─── Data for this exercise ───

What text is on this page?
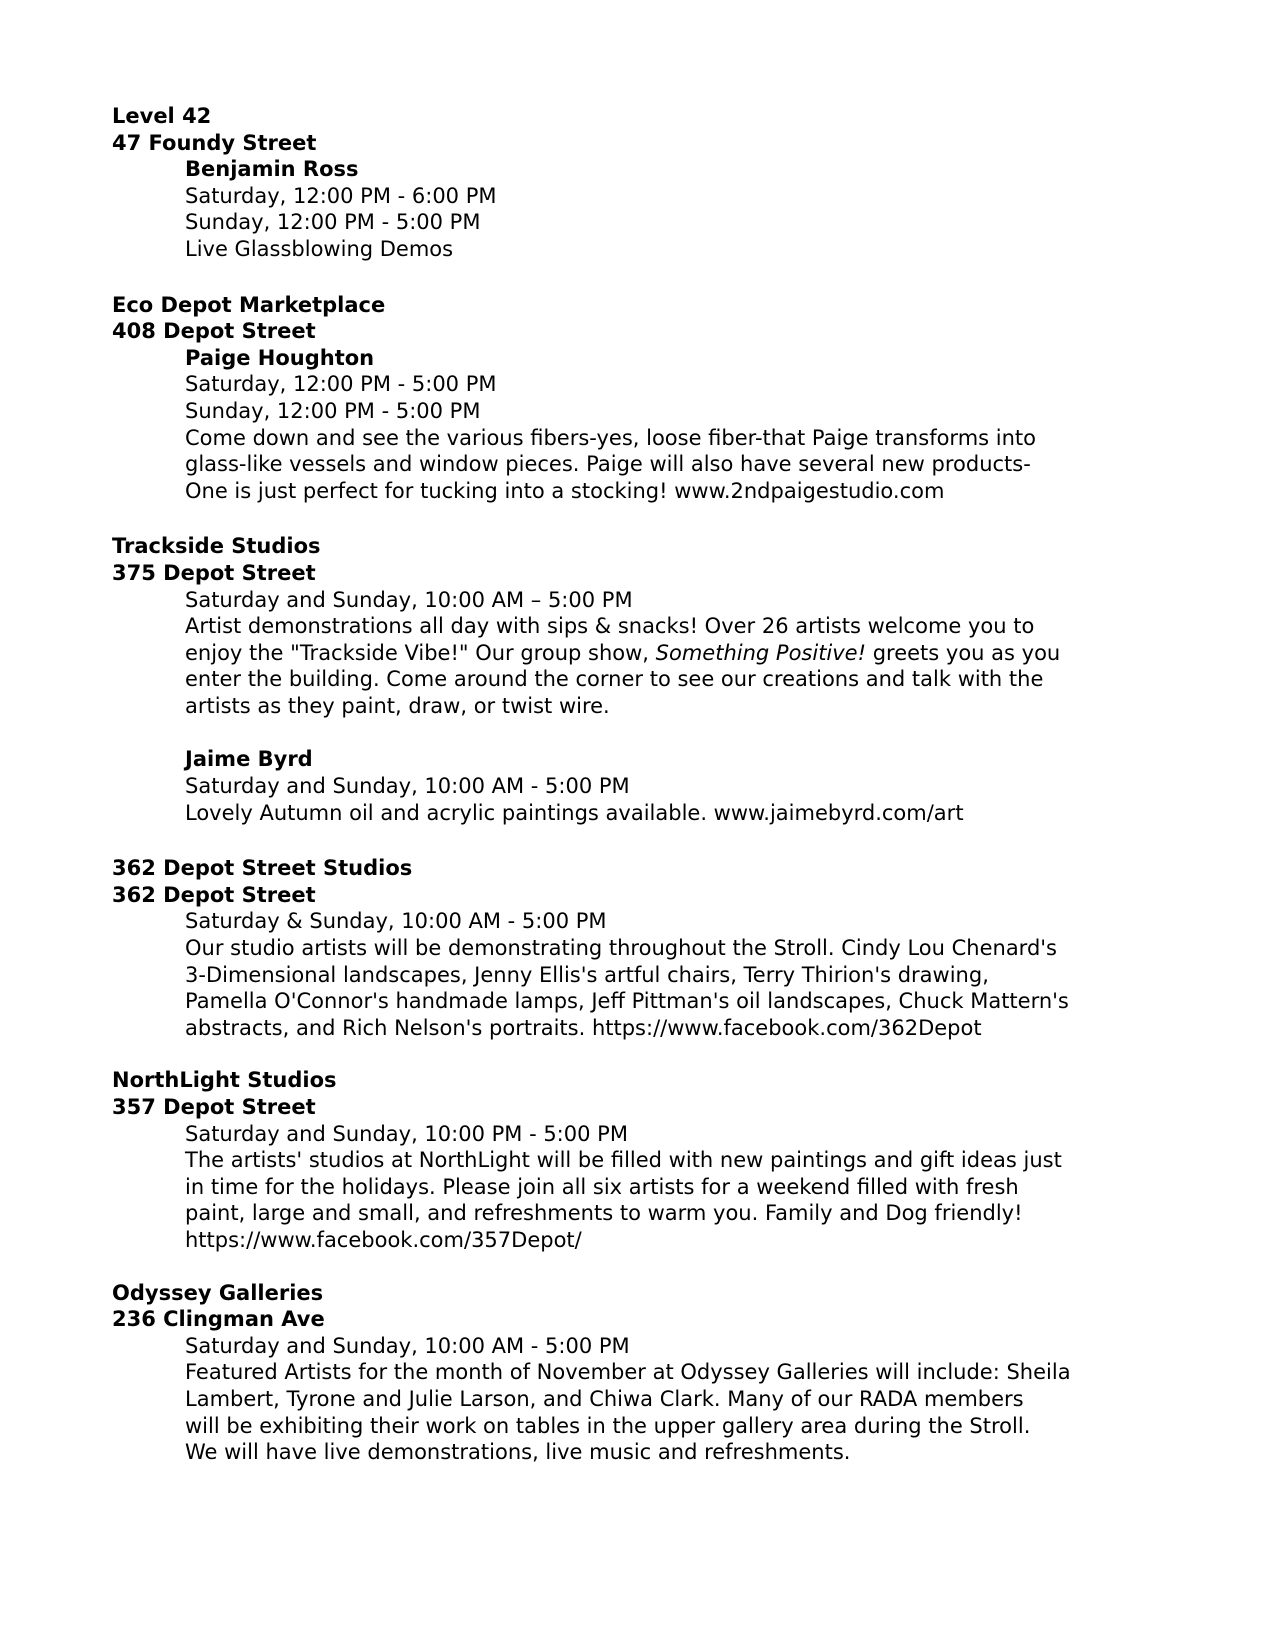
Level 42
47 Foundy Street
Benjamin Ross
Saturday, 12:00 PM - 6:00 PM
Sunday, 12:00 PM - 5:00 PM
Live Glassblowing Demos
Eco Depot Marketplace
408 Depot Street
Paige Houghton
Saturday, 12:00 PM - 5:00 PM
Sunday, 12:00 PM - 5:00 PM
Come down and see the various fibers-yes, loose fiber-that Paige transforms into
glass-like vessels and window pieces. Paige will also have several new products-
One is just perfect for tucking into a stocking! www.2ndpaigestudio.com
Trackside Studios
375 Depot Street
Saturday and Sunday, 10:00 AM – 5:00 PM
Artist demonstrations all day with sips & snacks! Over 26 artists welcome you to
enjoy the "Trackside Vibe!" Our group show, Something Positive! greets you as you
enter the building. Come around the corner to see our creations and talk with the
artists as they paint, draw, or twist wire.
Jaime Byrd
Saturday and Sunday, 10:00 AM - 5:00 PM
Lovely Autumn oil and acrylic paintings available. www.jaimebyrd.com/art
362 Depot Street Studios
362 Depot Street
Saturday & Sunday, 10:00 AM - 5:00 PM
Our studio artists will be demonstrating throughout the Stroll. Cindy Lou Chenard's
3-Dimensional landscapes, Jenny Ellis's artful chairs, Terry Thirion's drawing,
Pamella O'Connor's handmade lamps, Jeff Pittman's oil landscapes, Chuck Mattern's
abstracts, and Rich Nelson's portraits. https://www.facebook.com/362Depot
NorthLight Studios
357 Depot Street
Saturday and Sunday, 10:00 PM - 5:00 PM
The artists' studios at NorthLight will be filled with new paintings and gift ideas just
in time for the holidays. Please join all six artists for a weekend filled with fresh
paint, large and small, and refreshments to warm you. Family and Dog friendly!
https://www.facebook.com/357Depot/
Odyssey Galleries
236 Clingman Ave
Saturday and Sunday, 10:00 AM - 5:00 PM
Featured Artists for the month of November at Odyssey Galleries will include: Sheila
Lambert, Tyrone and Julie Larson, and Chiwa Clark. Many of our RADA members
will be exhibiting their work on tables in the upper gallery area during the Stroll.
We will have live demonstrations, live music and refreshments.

───

▶ Exercise directions
Go through the records above and copy every line with the word "will".

▶ The answer
glass-like vessels and window pieces. Paige will also have several new products-
Our studio artists will be demonstrating throughout the Stroll. Cindy Lou Chenard's
The artists' studios at NorthLight will be filled with new paintings and gift ideas just
Featured Artists for the month of November at Odyssey Galleries will include: Sheila
will be exhibiting their work on tables in the upper gallery area during the Stroll.
We will have live demonstrations, live music and refreshments.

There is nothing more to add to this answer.